*** Opening Selected excerpt ***
London, Sept 29 : By finding a genetic variant linked to a much higher risk of the sleep disorder narcolepsy, Japanese researchers may unravel the mystery behind the disorder, according to a new study.
University of Tokyo researchers, who led the study, say that their findings may highlight narcolepsy's causes.
Narcolepsy is an uncommon and distressing condition, in which the patients can suffer "sleep attacks" without any warning during any normal activity. Its sufferers may experience "cataplexy", where strong emotions such as anger, surprise, or laughter can lead to an instant loss of muscle strength, which, in some cases, can cause collapse.
The researchers are hoping that the discovery of the present susceptibility gene(s) might lead to the establishment of novel therapeutic approaches
While the causes behind narcolepsy are still unclear, some scientists think that it is may be caused due to a shortage of a chemical called hypocretin which sends signals to the brain about sleeping and waking up.
Scientists have not ruled out the possibility that the condition could be hereditary in nature.
Thus, the researchers are looking for the genetic differences, which may be involved. They looked at the genetic code of hundreds of volunteers, some with narcolepsy, some without, to look for differences.
They found a variant, which was linked to a 79 percent higher chance of narcolepsy in Japanese people, and a 40 percent increased chance in other ethnic groups.
*** Closing Selected excerpt ***
*** Opening Listed records ***
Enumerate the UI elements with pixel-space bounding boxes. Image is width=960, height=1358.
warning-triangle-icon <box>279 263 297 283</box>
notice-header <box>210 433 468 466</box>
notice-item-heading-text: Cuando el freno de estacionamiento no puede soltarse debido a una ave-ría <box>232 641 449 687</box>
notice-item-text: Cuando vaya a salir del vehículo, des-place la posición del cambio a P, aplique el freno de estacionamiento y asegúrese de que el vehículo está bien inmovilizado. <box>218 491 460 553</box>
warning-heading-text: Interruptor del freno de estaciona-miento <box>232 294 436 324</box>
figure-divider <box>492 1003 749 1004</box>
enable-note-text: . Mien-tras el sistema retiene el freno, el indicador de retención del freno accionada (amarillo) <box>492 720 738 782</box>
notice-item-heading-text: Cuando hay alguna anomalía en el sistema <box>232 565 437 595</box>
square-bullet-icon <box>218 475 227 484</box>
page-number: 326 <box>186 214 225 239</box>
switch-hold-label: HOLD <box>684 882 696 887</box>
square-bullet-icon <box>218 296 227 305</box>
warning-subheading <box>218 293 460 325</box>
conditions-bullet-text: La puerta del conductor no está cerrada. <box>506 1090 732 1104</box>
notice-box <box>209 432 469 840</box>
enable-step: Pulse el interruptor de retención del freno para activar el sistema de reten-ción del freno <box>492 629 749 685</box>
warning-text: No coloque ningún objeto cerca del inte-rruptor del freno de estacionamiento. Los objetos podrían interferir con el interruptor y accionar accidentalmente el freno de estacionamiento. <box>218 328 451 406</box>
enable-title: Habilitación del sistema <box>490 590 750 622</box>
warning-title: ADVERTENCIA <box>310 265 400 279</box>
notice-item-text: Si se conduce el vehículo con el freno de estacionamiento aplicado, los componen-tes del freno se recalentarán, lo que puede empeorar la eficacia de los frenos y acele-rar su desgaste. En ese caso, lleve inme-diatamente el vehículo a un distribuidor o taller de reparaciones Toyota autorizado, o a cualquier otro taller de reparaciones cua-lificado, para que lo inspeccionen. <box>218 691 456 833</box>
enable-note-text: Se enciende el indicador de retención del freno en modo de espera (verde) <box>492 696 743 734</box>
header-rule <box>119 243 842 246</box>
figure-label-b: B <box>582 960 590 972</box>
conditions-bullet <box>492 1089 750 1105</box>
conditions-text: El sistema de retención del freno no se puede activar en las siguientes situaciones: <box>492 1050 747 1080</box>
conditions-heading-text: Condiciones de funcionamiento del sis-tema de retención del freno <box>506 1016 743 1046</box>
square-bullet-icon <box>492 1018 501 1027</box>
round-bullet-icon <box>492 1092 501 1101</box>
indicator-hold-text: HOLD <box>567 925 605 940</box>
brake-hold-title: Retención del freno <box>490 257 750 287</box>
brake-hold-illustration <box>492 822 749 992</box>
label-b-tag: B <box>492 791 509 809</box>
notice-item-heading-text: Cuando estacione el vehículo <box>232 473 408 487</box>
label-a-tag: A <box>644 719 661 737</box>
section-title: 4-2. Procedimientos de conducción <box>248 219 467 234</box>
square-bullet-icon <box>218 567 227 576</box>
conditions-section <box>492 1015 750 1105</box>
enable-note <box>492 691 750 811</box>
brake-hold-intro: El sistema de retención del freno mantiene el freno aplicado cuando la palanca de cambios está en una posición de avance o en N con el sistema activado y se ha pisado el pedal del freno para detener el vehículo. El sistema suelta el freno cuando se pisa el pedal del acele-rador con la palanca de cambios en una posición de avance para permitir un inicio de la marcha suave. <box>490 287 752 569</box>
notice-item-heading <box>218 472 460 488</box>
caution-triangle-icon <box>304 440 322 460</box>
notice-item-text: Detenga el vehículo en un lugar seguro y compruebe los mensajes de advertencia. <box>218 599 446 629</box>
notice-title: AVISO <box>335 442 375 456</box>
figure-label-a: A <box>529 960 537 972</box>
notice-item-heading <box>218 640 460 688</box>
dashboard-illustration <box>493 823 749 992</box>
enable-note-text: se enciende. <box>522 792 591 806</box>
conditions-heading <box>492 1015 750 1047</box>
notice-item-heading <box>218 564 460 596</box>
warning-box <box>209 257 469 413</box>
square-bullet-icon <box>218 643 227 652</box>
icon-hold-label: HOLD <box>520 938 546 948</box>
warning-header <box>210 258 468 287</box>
*** Closing Listed records ***
» Exercise
Continue the news story about the narcolepsy gene study from its last sentence.

» Task result
The variant was found close to two genes, CPT1B, and CHKB, which have already been pointed out for causing the disorder, because of their role in regulating sleep.
According to the researchers, while current treatments focused on dealing with the symptoms of narcolepsy, their genetic finding may help point the way to understanding the underlying mechanisms responsible. Particularly it could reveal the reason behind the shortage of hypocretin.
"We hope that the discovery of the present susceptibility gene(s) might contribute to the establishment of novel therapeutic approaches," the BBC quoted the researchers as saying.
UK sleep specialist Dr Renata Riha, from Edinburgh's Royal Infirmary, claimed that the variant was unlikely to provide the sole explanation for narcolepsy in patients.
A research article describing the study has been published in the journal Nature Genetics.